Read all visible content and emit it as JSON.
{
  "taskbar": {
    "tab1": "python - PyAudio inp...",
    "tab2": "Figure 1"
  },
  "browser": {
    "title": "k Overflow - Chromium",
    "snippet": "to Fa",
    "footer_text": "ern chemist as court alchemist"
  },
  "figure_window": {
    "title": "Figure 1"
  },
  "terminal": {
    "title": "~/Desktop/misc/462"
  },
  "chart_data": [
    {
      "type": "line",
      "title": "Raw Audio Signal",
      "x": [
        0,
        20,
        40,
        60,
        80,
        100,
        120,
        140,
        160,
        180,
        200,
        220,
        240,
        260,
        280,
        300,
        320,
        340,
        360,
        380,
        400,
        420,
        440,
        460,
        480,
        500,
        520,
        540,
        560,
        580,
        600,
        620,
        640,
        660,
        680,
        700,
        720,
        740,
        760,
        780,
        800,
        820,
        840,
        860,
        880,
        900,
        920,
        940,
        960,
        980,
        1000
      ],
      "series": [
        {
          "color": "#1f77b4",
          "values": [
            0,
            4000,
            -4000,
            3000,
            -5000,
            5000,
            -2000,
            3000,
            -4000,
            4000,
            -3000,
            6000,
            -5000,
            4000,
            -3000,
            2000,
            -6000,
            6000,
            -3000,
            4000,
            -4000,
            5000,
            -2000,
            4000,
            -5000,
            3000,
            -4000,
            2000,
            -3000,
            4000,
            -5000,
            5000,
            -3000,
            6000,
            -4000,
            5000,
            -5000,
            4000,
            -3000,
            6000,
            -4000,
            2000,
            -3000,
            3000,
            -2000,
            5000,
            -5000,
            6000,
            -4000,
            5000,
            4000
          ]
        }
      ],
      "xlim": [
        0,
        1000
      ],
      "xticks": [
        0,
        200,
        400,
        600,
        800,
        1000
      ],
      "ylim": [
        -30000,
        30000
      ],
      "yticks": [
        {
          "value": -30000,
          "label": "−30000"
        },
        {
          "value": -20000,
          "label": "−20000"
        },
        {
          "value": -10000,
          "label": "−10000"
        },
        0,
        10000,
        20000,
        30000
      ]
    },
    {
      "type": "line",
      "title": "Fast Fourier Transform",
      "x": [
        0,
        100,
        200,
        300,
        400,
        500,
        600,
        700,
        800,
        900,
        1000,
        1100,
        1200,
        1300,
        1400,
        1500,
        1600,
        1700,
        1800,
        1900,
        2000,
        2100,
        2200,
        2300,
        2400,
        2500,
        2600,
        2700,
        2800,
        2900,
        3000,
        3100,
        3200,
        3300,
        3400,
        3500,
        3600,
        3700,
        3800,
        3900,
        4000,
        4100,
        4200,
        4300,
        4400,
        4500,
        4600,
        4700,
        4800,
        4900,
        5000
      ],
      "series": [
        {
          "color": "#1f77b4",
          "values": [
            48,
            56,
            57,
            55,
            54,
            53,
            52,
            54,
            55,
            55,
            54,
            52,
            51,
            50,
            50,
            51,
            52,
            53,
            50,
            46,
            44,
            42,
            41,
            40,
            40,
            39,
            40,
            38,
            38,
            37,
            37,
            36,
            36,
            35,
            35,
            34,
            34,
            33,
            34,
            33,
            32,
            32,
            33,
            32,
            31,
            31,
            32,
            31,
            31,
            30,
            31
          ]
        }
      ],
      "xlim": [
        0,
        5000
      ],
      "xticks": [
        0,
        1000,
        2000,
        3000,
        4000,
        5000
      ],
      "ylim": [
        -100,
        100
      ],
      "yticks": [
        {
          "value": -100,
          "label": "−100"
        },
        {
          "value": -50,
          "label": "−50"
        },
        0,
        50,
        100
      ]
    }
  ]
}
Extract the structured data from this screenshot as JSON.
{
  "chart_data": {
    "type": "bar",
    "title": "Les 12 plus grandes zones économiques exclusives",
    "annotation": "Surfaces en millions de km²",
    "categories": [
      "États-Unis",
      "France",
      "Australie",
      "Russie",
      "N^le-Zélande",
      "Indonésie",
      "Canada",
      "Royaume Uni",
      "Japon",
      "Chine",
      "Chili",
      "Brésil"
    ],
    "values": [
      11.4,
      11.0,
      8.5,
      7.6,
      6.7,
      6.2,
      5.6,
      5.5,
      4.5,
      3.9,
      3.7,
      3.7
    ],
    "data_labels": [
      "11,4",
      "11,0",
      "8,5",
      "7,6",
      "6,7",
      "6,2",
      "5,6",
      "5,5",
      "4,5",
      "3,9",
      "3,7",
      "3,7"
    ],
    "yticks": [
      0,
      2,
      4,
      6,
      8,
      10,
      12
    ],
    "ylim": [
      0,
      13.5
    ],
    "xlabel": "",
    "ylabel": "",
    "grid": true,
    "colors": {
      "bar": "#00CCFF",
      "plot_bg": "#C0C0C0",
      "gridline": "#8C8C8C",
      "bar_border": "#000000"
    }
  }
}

◆ Request
Provide the count, and nothing else, of lines in the data above where the word "title" occurs.

◆ Reply
6